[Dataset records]
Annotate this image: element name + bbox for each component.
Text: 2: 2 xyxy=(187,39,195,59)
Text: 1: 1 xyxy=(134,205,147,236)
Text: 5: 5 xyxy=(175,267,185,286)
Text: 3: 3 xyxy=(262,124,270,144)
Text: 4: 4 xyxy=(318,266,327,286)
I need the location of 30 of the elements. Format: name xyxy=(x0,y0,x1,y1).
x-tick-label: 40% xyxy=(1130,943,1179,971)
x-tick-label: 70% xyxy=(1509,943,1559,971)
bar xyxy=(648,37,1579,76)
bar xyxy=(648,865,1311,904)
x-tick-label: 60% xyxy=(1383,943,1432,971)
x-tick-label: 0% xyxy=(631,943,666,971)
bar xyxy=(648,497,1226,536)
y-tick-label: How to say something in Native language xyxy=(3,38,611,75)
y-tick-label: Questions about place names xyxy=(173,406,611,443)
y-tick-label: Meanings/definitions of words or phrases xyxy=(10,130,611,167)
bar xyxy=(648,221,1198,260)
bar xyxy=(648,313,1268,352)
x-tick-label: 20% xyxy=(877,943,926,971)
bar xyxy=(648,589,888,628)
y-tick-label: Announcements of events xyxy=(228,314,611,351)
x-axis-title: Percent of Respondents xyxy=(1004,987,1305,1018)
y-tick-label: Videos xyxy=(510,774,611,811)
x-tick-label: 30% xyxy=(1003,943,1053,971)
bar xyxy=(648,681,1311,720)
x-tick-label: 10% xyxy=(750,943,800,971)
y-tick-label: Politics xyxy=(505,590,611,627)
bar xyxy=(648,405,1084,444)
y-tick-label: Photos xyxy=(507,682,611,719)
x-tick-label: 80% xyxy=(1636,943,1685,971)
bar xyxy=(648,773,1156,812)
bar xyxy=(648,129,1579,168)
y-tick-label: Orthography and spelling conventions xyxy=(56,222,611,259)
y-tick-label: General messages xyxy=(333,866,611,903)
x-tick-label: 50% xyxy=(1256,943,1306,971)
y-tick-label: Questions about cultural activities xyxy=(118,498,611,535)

### Work instructions
Return every line of the data above that contains the string "Questions", matching case exactly.

### Reply
y-tick-label: Questions about place names xyxy=(173,406,611,443)
y-tick-label: Questions about cultural activities xyxy=(118,498,611,535)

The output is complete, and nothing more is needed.